:: PASSAGE TO READ ::
═══

Britain's railway privatization was an abject failure

Privatization success stories and counterexamples

  • Several commenters cite successful or mixed privatizations: Japanese rail (high farebox recovery, expansion, real-estate revenues), EU telecoms, airlines, Canada’s CN Rail, some PPP transit projects in Canada and the US, and parts of UK telecoms and aviation (BT, BA, Rolls-Royce).
  • Others argue these are partial or sector-specific: telecoms and airlines are competitive markets, unlike “natural monopolies” such as rail, water, and power networks.
  • Some note that even where privatization “works”, it often does so with heavy regulation, subsidies, or state shareholding.

Japanese rail as a contested model

  • Pro‑privatization points: very high cost recovery, dense and frequent service, integrated stations+malls, and diversified rail companies capturing land value.
  • Critiques: extreme crowding and safety concerns during rush hour, sexual harassment, lack of platform barriers in key stations, awkward inter-operator transfers, and high residual car priority in cities.
  • Debate over causes of quality: strong unions and labor protections, cultural pride and maintenance norms, and demographic decline reducing peak demand.

UK rail privatization: costs, structure, and safety

  • Many UK-based commenters describe rail as operationally “usable” but extremely expensive, especially intercity and peak commuting; coaches or cars are often cheaper.

═══

[Items from a dataset]
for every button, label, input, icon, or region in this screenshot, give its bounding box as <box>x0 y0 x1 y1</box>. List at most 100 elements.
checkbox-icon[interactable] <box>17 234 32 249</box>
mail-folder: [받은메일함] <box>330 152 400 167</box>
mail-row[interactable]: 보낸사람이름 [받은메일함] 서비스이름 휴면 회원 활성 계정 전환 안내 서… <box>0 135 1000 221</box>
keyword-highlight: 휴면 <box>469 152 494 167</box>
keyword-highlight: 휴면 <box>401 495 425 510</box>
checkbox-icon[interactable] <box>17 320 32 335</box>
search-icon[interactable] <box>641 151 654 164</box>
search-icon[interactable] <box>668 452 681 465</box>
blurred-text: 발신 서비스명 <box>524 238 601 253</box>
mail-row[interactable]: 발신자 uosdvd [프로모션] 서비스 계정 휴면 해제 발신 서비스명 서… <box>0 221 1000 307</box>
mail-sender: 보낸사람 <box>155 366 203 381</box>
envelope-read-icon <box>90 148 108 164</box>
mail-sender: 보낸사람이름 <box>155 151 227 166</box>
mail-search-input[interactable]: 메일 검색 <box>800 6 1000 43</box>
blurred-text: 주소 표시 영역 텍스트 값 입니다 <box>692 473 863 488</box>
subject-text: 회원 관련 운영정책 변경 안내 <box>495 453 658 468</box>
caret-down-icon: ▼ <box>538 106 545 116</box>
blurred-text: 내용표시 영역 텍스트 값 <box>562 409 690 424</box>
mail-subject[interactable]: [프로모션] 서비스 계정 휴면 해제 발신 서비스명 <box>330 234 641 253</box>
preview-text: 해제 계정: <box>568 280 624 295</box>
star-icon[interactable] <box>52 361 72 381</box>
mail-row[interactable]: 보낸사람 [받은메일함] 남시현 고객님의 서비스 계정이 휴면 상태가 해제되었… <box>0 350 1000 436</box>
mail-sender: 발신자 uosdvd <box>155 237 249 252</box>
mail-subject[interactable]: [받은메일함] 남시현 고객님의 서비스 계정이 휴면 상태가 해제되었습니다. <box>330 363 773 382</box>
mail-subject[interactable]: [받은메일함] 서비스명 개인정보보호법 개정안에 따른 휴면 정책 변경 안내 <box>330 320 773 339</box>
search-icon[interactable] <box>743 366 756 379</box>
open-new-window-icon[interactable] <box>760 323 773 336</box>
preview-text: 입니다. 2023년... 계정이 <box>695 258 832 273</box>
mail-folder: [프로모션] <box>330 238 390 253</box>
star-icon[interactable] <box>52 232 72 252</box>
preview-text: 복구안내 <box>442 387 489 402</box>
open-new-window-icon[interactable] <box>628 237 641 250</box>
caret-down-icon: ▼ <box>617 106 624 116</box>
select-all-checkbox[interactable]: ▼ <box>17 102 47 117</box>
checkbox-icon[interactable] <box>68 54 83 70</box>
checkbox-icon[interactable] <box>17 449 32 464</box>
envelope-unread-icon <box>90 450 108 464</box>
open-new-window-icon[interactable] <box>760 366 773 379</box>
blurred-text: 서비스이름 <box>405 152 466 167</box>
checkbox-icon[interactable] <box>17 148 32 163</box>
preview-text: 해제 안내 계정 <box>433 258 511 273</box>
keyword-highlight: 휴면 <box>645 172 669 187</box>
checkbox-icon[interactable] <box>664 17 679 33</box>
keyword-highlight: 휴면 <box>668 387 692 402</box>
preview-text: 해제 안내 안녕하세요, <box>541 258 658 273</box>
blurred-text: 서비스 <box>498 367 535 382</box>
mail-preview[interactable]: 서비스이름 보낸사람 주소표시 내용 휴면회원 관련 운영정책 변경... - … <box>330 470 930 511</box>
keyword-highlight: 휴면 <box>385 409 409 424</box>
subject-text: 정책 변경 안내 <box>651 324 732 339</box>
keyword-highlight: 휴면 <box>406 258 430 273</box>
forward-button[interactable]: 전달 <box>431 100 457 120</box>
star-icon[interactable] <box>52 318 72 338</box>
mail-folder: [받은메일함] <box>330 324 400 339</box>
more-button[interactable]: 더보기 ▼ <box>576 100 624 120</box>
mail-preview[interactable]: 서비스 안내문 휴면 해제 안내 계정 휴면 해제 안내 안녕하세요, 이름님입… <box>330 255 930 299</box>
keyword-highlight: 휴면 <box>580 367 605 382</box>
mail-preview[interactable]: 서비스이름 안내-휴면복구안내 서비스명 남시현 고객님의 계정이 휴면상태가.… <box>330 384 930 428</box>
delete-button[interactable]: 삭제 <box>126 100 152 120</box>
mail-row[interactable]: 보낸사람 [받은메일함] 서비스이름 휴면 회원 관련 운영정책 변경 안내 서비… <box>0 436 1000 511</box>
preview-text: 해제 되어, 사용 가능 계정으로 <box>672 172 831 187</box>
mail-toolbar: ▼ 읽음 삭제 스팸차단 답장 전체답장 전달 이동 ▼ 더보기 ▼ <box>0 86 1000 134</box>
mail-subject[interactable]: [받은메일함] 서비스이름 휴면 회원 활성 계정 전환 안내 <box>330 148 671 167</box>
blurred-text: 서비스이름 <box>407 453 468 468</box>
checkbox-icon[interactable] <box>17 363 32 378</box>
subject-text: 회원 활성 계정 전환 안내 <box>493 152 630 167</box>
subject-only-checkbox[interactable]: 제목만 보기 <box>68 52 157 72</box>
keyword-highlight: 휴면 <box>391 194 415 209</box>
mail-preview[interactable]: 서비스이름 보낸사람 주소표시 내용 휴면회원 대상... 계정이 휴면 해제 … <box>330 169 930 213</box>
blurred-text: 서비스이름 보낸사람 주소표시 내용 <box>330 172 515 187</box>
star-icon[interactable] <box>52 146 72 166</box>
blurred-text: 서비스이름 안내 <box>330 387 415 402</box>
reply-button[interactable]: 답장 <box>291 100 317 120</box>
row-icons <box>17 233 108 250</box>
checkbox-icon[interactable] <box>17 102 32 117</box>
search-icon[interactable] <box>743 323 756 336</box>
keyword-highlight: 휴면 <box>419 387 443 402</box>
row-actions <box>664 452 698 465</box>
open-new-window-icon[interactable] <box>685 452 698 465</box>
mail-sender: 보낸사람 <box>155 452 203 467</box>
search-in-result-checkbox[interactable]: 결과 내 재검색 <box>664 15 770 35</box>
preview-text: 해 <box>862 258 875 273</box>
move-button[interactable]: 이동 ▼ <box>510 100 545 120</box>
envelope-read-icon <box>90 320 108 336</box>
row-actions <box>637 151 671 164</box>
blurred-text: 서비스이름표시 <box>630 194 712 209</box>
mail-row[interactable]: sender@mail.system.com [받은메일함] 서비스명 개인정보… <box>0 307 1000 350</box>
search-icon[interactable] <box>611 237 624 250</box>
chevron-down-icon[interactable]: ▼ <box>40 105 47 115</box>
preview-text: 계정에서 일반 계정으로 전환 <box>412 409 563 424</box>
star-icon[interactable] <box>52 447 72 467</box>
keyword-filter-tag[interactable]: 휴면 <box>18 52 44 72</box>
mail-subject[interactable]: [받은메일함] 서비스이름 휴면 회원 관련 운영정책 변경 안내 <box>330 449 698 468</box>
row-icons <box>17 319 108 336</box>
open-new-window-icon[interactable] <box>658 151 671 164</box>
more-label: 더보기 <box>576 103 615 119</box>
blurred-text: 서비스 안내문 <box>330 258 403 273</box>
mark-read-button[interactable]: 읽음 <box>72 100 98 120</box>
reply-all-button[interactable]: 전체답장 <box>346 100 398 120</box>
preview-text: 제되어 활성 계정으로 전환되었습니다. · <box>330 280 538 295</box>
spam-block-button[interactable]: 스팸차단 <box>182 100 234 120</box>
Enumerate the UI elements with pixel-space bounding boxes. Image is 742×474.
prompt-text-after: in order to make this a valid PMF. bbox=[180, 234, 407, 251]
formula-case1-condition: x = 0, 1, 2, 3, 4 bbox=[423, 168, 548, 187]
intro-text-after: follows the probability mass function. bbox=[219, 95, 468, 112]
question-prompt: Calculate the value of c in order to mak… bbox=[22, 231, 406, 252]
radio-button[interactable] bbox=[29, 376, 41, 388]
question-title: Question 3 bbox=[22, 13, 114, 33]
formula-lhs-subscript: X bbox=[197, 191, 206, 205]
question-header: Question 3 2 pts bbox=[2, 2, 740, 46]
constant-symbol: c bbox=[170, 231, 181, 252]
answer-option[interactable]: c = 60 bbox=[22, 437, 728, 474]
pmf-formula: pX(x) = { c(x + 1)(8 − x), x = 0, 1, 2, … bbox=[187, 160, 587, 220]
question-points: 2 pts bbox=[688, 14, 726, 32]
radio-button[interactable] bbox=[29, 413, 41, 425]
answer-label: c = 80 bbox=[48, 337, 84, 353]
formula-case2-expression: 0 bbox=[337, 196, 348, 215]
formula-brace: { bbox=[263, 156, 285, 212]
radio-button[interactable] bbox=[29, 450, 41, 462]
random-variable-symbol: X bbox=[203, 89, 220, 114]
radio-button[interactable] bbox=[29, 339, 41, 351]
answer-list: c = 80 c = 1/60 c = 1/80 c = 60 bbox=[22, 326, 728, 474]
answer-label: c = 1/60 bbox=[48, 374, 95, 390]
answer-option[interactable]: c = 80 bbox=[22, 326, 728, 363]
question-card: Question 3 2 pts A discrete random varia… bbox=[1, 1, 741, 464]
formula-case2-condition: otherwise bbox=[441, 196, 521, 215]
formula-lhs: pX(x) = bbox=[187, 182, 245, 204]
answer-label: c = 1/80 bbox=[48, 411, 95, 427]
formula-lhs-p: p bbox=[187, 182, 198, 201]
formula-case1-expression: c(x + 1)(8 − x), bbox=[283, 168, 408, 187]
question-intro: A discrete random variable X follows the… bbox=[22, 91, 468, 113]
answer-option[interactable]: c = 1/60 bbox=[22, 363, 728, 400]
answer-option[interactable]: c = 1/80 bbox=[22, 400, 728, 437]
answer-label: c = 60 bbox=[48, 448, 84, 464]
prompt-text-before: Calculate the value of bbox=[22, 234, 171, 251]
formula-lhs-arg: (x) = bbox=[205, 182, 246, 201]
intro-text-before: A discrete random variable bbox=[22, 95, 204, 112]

═══

:: DIRECTIONS ::
In the text about railway privatization, which Canadian rail company is listed among the successful or mixed privatizations? These items have no connection to the text about railway privatization.

:: FINISHED EXERCISE ::
CN Rail